**WRITTEN EXERCISE A**
According to the Solaris 9 Resource Manager page, at which conference were two papers on this subject presented?

Using SolarisTM 9 Resource Manager software with Grid Engine software.



What is Solaris 9 Resource Manager software?

Solaris 9 Resource Manager software is a new set of features designed to enhance resource control and accounting on the SolarisTM Operating Environment (Solaris OE). Detailed information about it can be found in the SolarisTM 9 Operating Environment documentation set.

Here are some related links:

FAQ: http://wwws.sun.com/software/solaris/faqs/resource_manager.html.

Overview: http://wwws.sun.com/software/solaris/ds/ds-srm/,

Solaris 9 Resource Manager manual: http://docs.sun.com/db/doc/806-4076/6jd6amqor?q=Solaris+9+resource+Manager&a=view.

Sun Blue Prints: http://www.sun.com/solutions/blueprints/0902/816-7753-10.pdf

Two papers on this subject were presented at Sun's SuperG 2002 conference.


What are the benefits?

It can be used to generate detailed accounting information, to better enforce limits in a job and to prevent a job from using more CPUs than requested.

**RECORDS TO USE**
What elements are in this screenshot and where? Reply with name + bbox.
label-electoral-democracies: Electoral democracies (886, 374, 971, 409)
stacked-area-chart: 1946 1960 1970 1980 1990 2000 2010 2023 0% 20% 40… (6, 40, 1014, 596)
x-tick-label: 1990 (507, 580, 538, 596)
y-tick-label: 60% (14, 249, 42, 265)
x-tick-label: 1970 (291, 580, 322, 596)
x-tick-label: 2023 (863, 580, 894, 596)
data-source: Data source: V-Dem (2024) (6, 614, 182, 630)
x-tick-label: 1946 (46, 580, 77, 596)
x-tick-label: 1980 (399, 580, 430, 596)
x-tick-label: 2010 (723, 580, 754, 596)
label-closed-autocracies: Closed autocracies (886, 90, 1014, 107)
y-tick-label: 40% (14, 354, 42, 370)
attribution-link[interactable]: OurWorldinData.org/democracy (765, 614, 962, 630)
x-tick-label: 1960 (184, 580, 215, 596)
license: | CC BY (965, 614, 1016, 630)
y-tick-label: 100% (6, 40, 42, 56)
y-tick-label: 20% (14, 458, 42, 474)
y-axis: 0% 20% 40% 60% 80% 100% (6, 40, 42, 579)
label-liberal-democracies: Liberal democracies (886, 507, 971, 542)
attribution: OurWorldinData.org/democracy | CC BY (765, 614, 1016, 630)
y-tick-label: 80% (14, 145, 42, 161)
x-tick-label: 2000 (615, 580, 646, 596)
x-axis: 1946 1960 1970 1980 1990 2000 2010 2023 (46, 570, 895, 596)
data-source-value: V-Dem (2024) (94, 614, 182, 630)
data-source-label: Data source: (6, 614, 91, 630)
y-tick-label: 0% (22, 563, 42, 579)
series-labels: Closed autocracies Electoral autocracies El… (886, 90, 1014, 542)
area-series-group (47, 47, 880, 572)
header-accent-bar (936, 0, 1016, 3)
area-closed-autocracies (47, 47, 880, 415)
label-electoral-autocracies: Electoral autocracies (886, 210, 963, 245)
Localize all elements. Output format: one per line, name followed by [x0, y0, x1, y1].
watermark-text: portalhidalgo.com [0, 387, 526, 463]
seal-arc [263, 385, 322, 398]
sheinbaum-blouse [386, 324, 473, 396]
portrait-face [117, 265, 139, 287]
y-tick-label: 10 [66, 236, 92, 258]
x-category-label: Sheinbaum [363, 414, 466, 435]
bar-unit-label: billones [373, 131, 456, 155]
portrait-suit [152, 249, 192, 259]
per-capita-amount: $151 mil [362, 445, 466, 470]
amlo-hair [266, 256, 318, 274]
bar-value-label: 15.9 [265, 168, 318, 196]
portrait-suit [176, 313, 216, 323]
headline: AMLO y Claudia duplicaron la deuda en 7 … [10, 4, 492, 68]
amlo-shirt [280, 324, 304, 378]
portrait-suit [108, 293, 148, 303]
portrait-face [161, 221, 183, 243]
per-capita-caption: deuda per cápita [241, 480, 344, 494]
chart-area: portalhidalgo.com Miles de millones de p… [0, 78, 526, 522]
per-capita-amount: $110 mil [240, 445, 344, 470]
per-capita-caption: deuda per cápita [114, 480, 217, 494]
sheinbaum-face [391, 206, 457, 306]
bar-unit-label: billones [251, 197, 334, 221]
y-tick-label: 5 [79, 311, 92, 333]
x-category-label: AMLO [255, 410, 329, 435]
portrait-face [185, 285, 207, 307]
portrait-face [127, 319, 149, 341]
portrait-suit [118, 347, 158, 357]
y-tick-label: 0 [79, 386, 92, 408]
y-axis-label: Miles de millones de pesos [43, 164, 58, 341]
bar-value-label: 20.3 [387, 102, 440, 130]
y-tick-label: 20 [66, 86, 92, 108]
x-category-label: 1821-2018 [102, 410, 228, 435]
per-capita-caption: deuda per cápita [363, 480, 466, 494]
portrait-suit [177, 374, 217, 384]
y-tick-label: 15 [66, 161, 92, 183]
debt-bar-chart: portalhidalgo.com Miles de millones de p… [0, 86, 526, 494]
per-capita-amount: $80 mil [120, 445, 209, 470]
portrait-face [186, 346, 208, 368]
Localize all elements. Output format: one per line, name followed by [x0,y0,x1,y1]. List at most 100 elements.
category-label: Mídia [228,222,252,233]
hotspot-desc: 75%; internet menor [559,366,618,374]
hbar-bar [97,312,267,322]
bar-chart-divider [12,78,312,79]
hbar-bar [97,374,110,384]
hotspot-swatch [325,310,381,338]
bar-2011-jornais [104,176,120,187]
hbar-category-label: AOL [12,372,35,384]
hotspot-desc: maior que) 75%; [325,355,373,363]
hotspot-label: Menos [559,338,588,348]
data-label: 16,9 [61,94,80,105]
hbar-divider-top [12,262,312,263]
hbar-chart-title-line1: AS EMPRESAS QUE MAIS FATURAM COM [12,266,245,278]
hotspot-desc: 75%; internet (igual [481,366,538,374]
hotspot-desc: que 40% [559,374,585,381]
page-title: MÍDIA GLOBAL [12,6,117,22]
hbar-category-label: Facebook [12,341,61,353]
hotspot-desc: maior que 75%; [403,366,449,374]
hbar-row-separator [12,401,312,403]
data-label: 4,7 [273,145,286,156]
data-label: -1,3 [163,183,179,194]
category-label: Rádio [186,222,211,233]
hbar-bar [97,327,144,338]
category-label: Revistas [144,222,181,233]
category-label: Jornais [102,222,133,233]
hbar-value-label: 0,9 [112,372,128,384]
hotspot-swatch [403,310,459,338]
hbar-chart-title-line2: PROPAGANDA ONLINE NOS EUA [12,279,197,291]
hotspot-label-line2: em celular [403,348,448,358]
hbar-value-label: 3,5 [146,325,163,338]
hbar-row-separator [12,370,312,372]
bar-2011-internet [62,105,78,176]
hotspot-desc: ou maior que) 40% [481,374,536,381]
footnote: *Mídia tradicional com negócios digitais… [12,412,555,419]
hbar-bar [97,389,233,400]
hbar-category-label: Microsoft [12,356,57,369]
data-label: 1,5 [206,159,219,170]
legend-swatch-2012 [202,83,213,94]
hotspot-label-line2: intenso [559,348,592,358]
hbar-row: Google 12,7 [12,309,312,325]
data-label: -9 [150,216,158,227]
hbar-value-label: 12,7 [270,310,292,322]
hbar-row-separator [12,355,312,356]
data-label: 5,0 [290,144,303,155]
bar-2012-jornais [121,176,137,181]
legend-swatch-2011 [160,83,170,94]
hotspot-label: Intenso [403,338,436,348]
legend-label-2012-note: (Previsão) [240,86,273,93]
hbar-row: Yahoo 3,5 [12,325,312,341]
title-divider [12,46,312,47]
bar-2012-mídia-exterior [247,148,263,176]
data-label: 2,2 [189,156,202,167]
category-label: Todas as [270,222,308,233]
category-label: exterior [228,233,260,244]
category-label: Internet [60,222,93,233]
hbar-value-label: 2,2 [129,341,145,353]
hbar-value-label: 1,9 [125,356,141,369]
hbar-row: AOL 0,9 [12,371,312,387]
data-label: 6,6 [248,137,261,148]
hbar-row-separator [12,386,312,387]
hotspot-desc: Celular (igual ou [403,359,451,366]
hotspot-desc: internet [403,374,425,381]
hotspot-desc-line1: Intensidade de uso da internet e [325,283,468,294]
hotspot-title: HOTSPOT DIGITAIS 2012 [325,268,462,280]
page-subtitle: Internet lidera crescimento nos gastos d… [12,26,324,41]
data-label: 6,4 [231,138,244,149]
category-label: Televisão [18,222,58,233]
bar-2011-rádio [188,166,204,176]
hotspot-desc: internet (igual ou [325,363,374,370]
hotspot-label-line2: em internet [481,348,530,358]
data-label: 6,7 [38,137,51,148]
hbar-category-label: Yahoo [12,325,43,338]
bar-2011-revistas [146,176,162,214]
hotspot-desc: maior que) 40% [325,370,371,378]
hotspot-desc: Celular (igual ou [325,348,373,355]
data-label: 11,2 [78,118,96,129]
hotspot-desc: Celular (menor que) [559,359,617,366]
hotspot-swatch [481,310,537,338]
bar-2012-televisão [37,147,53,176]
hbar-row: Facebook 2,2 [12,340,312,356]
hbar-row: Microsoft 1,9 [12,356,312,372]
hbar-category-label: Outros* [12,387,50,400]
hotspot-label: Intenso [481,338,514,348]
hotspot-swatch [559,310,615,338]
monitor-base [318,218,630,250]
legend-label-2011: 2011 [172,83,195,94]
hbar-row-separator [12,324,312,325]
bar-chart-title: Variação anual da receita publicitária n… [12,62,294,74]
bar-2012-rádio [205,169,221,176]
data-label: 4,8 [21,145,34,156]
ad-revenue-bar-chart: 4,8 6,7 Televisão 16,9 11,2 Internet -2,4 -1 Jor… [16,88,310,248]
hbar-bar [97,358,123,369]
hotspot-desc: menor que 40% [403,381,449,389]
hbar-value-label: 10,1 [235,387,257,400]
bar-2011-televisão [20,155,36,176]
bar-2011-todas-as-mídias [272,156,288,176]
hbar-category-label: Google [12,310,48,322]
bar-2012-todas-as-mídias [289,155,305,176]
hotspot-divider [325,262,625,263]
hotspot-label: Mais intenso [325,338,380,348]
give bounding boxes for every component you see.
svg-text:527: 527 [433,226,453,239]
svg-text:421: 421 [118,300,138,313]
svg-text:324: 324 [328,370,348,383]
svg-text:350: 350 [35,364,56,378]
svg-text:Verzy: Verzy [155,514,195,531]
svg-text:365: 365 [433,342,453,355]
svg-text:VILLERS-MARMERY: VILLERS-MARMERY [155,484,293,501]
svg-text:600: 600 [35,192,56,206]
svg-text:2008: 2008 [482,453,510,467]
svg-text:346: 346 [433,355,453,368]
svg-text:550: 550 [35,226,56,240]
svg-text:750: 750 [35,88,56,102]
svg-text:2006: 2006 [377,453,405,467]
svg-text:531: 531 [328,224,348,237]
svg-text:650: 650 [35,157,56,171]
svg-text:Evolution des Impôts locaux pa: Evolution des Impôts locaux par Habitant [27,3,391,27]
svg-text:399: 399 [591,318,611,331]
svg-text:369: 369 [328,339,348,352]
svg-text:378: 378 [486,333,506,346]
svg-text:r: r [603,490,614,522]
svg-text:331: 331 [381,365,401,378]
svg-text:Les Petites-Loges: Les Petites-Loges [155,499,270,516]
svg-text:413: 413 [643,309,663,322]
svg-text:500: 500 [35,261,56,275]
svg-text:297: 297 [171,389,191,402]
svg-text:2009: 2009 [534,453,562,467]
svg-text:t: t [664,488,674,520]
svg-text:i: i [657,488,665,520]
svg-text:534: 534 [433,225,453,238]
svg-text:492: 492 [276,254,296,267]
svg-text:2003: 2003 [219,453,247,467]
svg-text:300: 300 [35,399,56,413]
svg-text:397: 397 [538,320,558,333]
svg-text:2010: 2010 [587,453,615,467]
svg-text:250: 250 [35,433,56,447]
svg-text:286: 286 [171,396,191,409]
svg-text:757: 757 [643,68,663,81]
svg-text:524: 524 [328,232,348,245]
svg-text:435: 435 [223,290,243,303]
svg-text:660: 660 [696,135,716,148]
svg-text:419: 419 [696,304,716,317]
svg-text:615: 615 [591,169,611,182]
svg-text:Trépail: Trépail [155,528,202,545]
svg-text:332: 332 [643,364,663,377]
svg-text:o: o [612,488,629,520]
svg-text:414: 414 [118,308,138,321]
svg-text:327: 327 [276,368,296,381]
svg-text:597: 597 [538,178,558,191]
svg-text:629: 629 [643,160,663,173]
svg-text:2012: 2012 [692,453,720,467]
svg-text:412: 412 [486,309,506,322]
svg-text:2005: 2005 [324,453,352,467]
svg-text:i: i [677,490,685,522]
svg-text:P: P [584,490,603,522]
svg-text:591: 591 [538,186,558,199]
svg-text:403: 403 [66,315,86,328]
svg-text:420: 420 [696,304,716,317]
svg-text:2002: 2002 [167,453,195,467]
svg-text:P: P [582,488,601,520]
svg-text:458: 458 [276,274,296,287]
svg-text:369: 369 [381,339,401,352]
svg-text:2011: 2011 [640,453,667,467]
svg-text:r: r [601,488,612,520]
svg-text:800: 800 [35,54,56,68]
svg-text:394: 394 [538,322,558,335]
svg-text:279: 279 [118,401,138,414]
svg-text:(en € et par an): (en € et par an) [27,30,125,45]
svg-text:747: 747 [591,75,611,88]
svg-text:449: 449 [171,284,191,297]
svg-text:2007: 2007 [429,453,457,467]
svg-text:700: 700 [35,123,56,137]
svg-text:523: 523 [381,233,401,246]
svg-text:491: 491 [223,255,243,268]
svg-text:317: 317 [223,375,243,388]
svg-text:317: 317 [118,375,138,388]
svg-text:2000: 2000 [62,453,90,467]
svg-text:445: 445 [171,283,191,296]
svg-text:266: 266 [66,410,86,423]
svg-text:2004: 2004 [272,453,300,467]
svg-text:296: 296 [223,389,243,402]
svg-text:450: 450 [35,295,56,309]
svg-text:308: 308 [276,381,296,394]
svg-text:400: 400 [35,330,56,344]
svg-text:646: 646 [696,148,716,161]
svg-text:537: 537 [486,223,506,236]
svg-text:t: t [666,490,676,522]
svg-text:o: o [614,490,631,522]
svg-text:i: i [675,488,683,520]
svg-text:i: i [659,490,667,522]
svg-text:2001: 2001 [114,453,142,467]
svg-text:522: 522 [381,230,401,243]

**WRITTEN EXERCISE B**
Restate word for word the rows that follow the Solaris 9 Resource Manager page, starting with the first row and going on through the row that contains "x-tick-label: 2010 (723, 580, 754, 596)", both included.

**TASK ANSWER A**
Sun's SuperG 2002 conference.

**TASK ANSWER B**
What elements are in this screenshot and where? Reply with name + bbox.
label-electoral-democracies: Electoral democracies (886, 374, 971, 409)
stacked-area-chart: 1946 1960 1970 1980 1990 2000 2010 2023 0% 20% 40… (6, 40, 1014, 596)
x-tick-label: 1990 (507, 580, 538, 596)
y-tick-label: 60% (14, 249, 42, 265)
x-tick-label: 1970 (291, 580, 322, 596)
x-tick-label: 2023 (863, 580, 894, 596)
data-source: Data source: V-Dem (2024) (6, 614, 182, 630)
x-tick-label: 1946 (46, 580, 77, 596)
x-tick-label: 1980 (399, 580, 430, 596)
x-tick-label: 2010 (723, 580, 754, 596)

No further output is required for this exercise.